» **Task description**: Repeat every record below exactly as written.

[Data entries]
■ ■ ■ ■
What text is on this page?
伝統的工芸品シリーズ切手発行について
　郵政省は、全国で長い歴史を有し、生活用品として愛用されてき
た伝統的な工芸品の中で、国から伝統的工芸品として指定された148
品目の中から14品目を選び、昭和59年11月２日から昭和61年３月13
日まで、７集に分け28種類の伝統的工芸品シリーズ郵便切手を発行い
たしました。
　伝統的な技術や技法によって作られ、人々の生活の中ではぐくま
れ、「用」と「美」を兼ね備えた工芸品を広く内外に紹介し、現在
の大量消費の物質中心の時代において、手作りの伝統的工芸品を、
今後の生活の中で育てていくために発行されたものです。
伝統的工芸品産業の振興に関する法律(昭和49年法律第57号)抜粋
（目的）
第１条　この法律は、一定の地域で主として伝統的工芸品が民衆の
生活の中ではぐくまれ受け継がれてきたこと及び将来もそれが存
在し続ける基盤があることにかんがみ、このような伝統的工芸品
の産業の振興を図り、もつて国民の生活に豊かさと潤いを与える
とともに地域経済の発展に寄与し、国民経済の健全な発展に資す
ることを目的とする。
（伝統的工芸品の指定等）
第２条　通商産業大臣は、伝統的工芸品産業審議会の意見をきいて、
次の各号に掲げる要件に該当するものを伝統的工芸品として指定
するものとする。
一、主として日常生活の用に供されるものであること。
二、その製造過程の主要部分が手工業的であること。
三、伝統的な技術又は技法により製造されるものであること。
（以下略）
■ ■ ■ ■
» **Answer**:
What text is on this page?
伝統的工芸品シリーズ切手発行について
　郵政省は、全国で長い歴史を有し、生活用品として愛用されてき
た伝統的な工芸品の中で、国から伝統的工芸品として指定された148
品目の中から14品目を選び、昭和59年11月２日から昭和61年３月13
日まで、７集に分け28種類の伝統的工芸品シリーズ郵便切手を発行い
たしました。
　伝統的な技術や技法によって作られ、人々の生活の中ではぐくま
れ、「用」と「美」を兼ね備えた工芸品を広く内外に紹介し、現在
の大量消費の物質中心の時代において、手作りの伝統的工芸品を、
今後の生活の中で育てていくために発行されたものです。
伝統的工芸品産業の振興に関する法律(昭和49年法律第57号)抜粋
（目的）
第１条　この法律は、一定の地域で主として伝統的工芸品が民衆の
生活の中ではぐくまれ受け継がれてきたこと及び将来もそれが存
在し続ける基盤があることにかんがみ、このような伝統的工芸品
の産業の振興を図り、もつて国民の生活に豊かさと潤いを与える
とともに地域経済の発展に寄与し、国民経済の健全な発展に資す
ることを目的とする。
（伝統的工芸品の指定等）
第２条　通商産業大臣は、伝統的工芸品産業審議会の意見をきいて、
次の各号に掲げる要件に該当するものを伝統的工芸品として指定
するものとする。
一、主として日常生活の用に供されるものであること。
二、その製造過程の主要部分が手工業的であること。
三、伝統的な技術又は技法により製造されるものであること。
（以下略）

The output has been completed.